■ Extracted data entries ■
[start]

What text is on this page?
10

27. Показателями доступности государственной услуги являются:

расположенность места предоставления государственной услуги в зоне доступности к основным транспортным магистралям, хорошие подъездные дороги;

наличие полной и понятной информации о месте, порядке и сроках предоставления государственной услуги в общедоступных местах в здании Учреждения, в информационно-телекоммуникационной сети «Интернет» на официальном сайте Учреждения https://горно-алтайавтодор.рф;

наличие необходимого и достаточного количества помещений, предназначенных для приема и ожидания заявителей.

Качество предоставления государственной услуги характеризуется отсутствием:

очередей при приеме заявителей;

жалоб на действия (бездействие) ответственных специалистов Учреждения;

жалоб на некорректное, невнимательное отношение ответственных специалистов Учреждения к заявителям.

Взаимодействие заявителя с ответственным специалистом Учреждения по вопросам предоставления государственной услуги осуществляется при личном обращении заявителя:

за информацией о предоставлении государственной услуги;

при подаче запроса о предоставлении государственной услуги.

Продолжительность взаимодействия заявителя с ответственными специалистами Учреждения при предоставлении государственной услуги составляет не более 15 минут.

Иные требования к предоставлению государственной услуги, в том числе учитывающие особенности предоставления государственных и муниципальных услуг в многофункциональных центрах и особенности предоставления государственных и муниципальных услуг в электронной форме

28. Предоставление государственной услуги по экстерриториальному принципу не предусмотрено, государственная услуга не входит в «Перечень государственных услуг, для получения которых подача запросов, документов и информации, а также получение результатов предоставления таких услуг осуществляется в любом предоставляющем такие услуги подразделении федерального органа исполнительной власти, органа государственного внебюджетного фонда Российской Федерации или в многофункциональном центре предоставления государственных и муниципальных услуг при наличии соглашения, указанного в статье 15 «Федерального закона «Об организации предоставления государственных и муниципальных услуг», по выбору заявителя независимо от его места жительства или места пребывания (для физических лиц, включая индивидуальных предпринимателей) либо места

[end]

■ Prompt ■
Locate the word "предоставлении" in the records and collect each line it appears in.

■ Written reply ■
за информацией о предоставлении государственной услуги;
при подаче запроса о предоставлении государственной услуги.
Продолжительность взаимодействия заявителя с ответственными специалистами Учреждения при предоставлении государственной услуги составляет не более 15 минут.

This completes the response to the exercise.